(Dataset extract)
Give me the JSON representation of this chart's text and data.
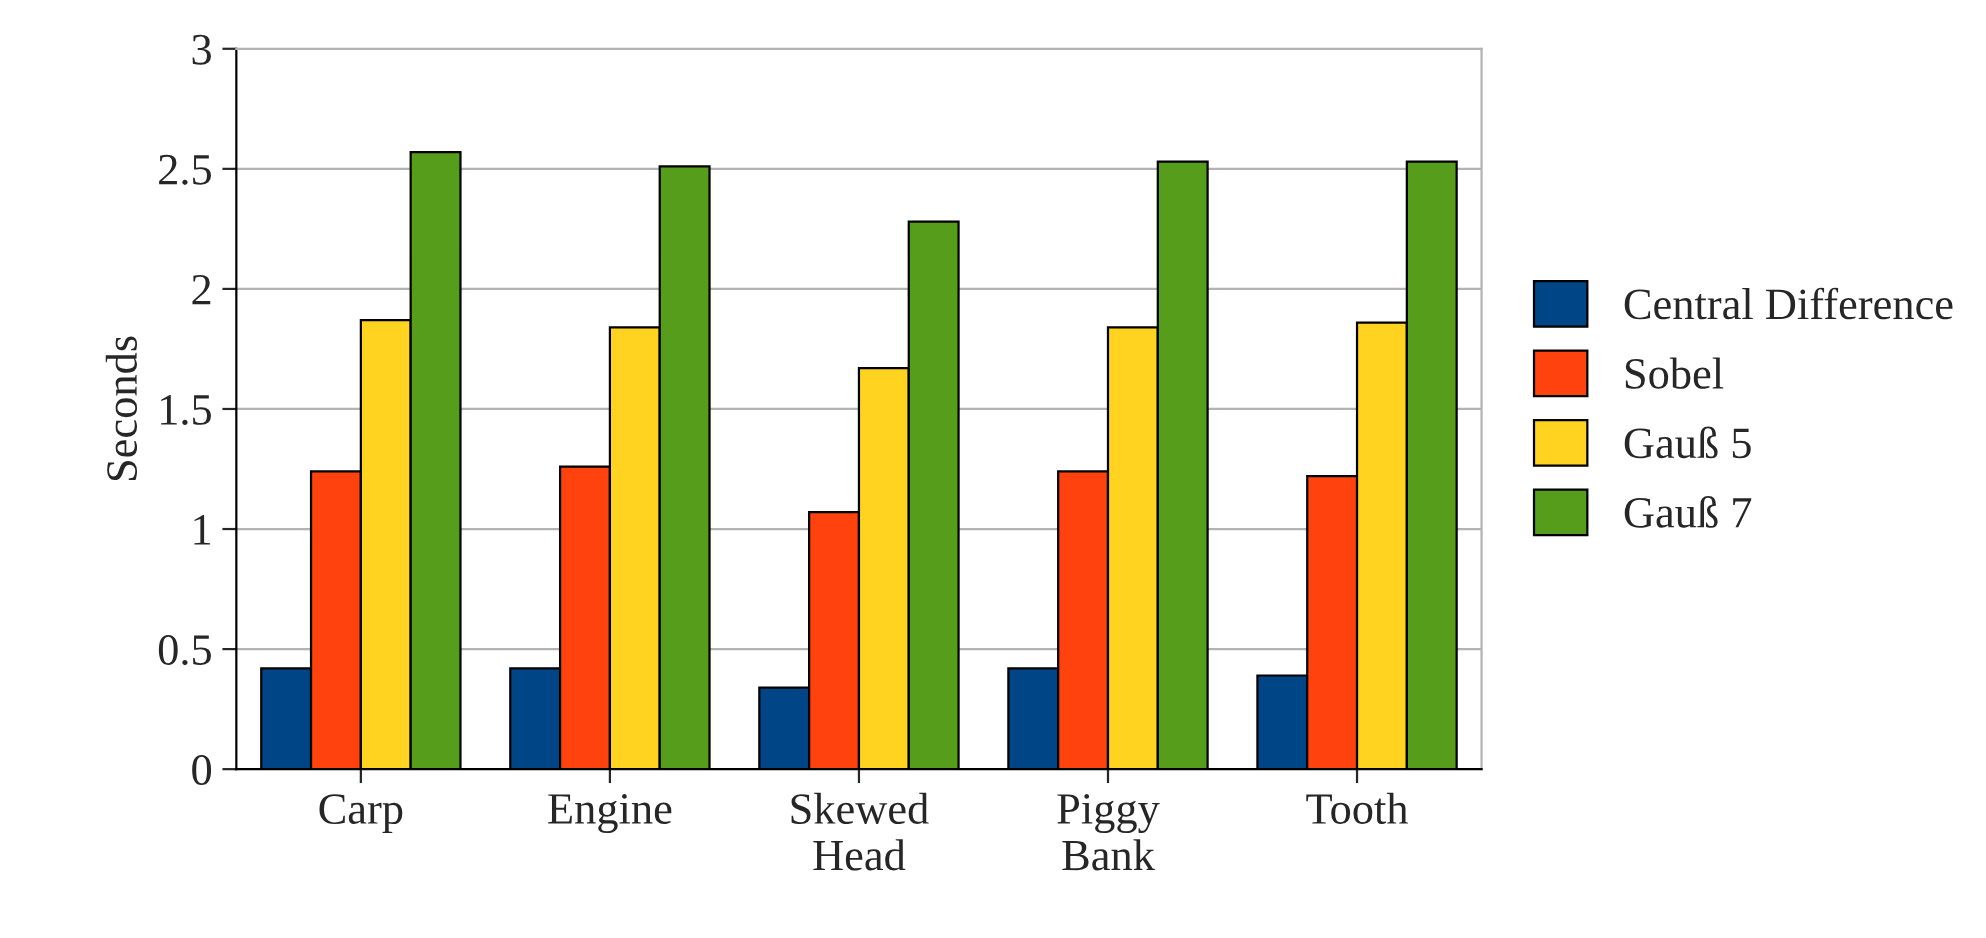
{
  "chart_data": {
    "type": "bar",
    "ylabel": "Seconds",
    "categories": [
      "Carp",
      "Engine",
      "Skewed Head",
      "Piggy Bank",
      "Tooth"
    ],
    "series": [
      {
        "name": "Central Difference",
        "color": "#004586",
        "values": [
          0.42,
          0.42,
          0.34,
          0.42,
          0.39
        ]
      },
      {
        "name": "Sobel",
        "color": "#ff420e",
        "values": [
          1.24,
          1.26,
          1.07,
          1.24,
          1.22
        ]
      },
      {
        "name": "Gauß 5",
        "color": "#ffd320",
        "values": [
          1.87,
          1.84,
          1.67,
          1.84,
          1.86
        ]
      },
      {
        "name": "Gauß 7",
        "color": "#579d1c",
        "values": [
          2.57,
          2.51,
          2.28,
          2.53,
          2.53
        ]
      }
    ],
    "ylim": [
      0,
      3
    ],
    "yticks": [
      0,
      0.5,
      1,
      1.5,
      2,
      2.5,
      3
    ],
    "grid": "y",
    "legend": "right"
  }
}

(Do this) Repeat all the data as it stands, dropping any images it holds.

(Response for this exercise)
Give me the JSON representation of this chart's text and data.
{
  "chart_data": {
    "type": "bar",
    "ylabel": "Seconds",
    "categories": [
      "Carp",
      "Engine",
      "Skewed Head",
      "Piggy Bank",
      "Tooth"
    ],
    "series": [
      {
        "name": "Central Difference",
        "color": "#004586",
        "values": [
          0.42,
          0.42,
          0.34,
          0.42,
          0.39
        ]
      },
      {
        "name": "Sobel",
        "color": "#ff420e",
        "values": [
          1.24,
          1.26,
          1.07,
          1.24,
          1.22
        ]
      },
      {
        "name": "Gauß 5",
        "color": "#ffd320",
        "values": [
          1.87,
          1.84,
          1.67,
          1.84,
          1.86
        ]
      },
      {
        "name": "Gauß 7",
        "color": "#579d1c",
        "values": [
          2.57,
          2.51,
          2.28,
          2.53,
          2.53
        ]
      }
    ],
    "ylim": [
      0,
      3
    ],
    "yticks": [
      0,
      0.5,
      1,
      1.5,
      2,
      2.5,
      3
    ],
    "grid": "y",
    "legend": "right"
  }
}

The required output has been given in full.